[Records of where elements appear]

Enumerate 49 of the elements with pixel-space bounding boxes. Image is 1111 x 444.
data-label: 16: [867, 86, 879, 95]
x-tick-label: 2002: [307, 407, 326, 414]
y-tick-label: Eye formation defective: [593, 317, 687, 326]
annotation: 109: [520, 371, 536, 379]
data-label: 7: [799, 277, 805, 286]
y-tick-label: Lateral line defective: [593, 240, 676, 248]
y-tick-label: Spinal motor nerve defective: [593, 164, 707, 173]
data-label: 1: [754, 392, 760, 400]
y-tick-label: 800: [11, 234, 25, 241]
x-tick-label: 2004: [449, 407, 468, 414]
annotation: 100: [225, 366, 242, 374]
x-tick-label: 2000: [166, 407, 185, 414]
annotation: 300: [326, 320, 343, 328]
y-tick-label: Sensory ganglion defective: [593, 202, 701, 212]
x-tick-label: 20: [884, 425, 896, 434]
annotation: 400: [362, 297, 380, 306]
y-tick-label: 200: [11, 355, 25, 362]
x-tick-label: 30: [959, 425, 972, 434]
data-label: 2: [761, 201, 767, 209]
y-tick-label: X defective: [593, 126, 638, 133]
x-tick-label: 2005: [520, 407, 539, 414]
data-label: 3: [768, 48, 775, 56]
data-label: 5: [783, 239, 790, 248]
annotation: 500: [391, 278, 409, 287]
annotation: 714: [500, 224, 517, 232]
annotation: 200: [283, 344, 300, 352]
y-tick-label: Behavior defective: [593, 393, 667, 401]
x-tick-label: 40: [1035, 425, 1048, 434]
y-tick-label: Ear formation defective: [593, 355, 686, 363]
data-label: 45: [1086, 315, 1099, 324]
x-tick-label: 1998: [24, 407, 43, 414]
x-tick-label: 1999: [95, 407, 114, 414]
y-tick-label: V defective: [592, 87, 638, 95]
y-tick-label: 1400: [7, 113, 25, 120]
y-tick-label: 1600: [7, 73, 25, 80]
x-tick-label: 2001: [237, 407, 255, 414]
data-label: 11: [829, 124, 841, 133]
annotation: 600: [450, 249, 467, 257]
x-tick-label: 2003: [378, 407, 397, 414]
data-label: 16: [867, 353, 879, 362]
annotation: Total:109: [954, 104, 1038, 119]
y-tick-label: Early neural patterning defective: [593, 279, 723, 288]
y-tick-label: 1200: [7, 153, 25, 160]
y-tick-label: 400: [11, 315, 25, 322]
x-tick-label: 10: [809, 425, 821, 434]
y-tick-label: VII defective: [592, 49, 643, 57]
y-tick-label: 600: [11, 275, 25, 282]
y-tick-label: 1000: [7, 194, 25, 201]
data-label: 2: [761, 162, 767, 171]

* INSTRUCTIONS TO FOLLOW: Please lay out the data above as a Markdown table with the columns "Row" and "Text". Give each line its own numbered row and leave out blank lines.

* EXERCISE ANSWER:
| Row | Text |
|---|---|
| 1 | Enumerate 49 of the elements with pixel-space bounding boxes. Image is 1111 x 444. |
| 2 | data-label: 16: [867, 86, 879, 95] |
| 3 | x-tick-label: 2002: [307, 407, 326, 414] |
| 4 | y-tick-label: Eye formation defective: [593, 317, 687, 326] |
| 5 | annotation: 109: [520, 371, 536, 379] |
| 6 | data-label: 7: [799, 277, 805, 286] |
| 7 | y-tick-label: Lateral line defective: [593, 240, 676, 248] |
| 8 | y-tick-label: Spinal motor nerve defective: [593, 164, 707, 173] |
| 9 | data-label: 1: [754, 392, 760, 400] |
| 10 | y-tick-label: 800: [11, 234, 25, 241] |
| 11 | x-tick-label: 2004: [449, 407, 468, 414] |
| 12 | annotation: 100: [225, 366, 242, 374] |
| 13 | x-tick-label: 2000: [166, 407, 185, 414] |
| 14 | annotation: 300: [326, 320, 343, 328] |
| 15 | y-tick-label: Sensory ganglion defective: [593, 202, 701, 212] |
| 16 | x-tick-label: 20: [884, 425, 896, 434] |
| 17 | annotation: 400: [362, 297, 380, 306] |
| 18 | y-tick-label: 200: [11, 355, 25, 362] |
| 19 | x-tick-label: 30: [959, 425, 972, 434] |
| 20 | data-label: 2: [761, 201, 767, 209] |
| 21 | y-tick-label: X defective: [593, 126, 638, 133] |
| 22 | x-tick-label: 2005: [520, 407, 539, 414] |
| 23 | data-label: 3: [768, 48, 775, 56] |
| 24 | data-label: 5: [783, 239, 790, 248] |
| 25 | annotation: 500: [391, 278, 409, 287] |
| 26 | annotation: 714: [500, 224, 517, 232] |
| 27 | annotation: 200: [283, 344, 300, 352] |
| 28 | y-tick-label: Behavior defective: [593, 393, 667, 401] |
| 29 | x-tick-label: 40: [1035, 425, 1048, 434] |
| 30 | y-tick-label: Ear formation defective: [593, 355, 686, 363] |
| 31 | data-label: 45: [1086, 315, 1099, 324] |
| 32 | x-tick-label: 1998: [24, 407, 43, 414] |
| 33 | x-tick-label: 1999: [95, 407, 114, 414] |
| 34 | y-tick-label: V defective: [592, 87, 638, 95] |
| 35 | y-tick-label: 1400: [7, 113, 25, 120] |
| 36 | y-tick-label: 1600: [7, 73, 25, 80] |
| 37 | x-tick-label: 2001: [237, 407, 255, 414] |
| 38 | data-label: 11: [829, 124, 841, 133] |
| 39 | annotation: 600: [450, 249, 467, 257] |
| 40 | x-tick-label: 2003: [378, 407, 397, 414] |
| 41 | data-label: 16: [867, 353, 879, 362] |
| 42 | annotation: Total:109: [954, 104, 1038, 119] |
| 43 | y-tick-label: Early neural patterning defective: [593, 279, 723, 288] |
| 44 | y-tick-label: 1200: [7, 153, 25, 160] |
| 45 | y-tick-label: 400: [11, 315, 25, 322] |
| 46 | x-tick-label: 10: [809, 425, 821, 434] |
| 47 | y-tick-label: VII defective: [592, 49, 643, 57] |
| 48 | y-tick-label: 600: [11, 275, 25, 282] |
| 49 | y-tick-label: 1000: [7, 194, 25, 201] |
| 50 | data-label: 2: [761, 162, 767, 171] |